Begin
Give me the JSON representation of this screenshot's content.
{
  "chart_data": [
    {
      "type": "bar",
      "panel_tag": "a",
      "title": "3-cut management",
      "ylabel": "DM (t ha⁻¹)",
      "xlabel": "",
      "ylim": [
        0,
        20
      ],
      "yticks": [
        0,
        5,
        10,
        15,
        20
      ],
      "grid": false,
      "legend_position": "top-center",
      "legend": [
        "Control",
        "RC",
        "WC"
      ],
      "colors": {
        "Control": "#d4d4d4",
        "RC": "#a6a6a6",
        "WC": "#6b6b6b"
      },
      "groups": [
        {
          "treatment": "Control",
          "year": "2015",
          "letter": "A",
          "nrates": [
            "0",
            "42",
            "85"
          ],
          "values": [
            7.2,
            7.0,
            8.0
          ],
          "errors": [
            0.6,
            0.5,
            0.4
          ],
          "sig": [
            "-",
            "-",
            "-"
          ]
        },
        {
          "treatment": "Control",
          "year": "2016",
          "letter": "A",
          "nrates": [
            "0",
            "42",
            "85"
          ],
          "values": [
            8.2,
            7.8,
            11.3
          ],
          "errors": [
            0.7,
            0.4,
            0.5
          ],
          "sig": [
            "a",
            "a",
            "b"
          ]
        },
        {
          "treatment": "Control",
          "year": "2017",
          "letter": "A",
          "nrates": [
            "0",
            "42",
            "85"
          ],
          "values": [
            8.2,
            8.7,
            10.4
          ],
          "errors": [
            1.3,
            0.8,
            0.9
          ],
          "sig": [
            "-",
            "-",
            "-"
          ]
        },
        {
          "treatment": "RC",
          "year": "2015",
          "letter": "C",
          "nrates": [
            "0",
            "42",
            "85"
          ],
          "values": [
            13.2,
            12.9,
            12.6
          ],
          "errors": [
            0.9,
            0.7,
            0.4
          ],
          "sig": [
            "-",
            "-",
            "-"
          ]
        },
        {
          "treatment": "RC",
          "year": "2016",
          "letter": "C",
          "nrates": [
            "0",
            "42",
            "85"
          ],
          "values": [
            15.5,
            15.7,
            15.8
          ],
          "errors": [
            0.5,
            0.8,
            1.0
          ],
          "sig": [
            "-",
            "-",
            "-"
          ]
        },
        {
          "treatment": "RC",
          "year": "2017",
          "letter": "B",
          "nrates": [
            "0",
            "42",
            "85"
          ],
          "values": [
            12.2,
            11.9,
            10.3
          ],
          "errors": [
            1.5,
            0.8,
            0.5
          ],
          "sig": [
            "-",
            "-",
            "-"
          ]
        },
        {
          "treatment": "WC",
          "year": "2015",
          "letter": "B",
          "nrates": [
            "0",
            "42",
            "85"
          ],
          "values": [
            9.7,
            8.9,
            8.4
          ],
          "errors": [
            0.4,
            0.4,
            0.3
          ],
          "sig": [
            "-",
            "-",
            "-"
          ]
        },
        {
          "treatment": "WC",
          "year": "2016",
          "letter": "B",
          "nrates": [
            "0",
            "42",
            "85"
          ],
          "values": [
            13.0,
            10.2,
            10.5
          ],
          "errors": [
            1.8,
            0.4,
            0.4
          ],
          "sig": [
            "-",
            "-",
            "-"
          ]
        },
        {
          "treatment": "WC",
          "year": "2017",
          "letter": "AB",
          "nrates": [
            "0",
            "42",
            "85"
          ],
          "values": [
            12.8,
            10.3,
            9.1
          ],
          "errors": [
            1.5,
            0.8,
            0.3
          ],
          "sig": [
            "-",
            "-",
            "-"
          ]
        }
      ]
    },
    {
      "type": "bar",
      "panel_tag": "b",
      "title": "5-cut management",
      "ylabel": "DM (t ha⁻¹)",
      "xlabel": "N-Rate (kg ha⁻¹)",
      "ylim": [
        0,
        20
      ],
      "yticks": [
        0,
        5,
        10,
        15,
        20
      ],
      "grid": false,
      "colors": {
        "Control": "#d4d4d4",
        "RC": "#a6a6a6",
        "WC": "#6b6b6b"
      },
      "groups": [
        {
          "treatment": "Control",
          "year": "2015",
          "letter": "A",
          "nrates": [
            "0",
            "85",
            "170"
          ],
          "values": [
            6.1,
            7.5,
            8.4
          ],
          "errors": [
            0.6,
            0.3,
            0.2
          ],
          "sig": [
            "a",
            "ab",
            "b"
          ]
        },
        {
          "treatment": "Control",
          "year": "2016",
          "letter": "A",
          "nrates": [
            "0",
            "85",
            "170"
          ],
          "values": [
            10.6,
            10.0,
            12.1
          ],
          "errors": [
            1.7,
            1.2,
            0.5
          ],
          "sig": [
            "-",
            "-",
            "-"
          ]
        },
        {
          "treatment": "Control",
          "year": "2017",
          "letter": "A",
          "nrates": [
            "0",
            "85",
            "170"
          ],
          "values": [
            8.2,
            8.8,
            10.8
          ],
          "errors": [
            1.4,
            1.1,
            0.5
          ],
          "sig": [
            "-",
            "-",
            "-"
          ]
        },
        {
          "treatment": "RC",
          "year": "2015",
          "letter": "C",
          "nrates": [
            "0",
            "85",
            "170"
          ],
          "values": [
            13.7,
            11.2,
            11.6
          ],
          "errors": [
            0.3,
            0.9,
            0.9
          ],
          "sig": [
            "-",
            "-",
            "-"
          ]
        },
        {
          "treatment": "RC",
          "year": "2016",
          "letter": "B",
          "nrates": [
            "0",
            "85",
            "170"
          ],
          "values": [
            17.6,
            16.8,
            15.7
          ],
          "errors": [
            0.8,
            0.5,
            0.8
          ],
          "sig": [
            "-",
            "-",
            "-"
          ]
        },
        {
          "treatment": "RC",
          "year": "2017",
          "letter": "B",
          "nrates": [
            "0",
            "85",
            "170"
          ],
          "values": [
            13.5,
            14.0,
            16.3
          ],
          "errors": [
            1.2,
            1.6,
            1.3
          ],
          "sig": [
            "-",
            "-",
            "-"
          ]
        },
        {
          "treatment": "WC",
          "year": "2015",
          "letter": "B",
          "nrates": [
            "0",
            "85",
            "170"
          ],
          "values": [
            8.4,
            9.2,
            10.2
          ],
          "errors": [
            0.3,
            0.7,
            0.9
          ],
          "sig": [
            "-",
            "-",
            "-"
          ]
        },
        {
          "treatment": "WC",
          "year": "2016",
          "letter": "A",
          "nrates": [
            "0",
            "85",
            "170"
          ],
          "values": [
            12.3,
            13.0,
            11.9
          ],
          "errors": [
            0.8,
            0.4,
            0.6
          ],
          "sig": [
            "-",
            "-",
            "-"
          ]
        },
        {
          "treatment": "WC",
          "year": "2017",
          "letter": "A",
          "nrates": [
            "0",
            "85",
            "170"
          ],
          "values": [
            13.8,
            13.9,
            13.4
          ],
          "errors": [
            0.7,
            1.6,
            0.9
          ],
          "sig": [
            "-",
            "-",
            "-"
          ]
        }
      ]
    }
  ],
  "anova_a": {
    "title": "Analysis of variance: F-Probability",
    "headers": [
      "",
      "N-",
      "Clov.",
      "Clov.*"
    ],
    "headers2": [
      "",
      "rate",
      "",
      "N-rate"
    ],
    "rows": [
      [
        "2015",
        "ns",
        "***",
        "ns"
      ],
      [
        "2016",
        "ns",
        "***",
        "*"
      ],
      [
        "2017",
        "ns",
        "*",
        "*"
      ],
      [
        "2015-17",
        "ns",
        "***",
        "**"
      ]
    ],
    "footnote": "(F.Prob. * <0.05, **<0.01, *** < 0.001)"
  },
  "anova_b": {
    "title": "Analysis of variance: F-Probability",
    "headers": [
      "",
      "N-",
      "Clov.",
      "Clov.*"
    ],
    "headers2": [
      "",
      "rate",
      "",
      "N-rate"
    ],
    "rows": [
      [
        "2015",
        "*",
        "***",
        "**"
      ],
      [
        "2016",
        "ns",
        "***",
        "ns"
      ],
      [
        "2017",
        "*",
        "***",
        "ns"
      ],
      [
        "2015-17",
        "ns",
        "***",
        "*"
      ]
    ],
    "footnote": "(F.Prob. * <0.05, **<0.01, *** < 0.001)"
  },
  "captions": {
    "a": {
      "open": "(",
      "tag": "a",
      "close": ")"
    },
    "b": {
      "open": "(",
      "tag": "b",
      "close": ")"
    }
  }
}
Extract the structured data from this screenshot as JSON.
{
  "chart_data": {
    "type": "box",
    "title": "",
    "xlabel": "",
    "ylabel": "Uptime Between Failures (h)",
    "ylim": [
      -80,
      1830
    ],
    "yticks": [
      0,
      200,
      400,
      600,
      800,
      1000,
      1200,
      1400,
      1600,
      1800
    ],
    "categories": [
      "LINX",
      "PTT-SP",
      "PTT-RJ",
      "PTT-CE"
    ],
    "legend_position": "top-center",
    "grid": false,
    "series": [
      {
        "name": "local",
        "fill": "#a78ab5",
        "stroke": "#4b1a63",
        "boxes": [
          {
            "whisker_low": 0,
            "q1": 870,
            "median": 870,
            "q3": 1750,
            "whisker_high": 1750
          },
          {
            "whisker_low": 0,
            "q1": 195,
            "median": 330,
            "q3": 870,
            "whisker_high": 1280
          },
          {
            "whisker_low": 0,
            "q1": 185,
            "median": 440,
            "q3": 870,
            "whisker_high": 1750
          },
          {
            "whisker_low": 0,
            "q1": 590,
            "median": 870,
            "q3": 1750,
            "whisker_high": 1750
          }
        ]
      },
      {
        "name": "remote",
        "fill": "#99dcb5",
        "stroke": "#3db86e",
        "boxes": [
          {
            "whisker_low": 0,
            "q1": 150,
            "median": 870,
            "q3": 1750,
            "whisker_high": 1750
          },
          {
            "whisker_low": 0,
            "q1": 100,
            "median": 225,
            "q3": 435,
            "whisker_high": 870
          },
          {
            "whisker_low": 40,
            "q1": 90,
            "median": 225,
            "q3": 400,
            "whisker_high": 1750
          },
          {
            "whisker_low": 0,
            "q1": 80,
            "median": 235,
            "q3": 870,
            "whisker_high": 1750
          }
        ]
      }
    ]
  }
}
End
> [Challenge]: Some lines of the records may hold the word "management". How many do? Answer with a number and nothing else.

> [Completed exercise]: 2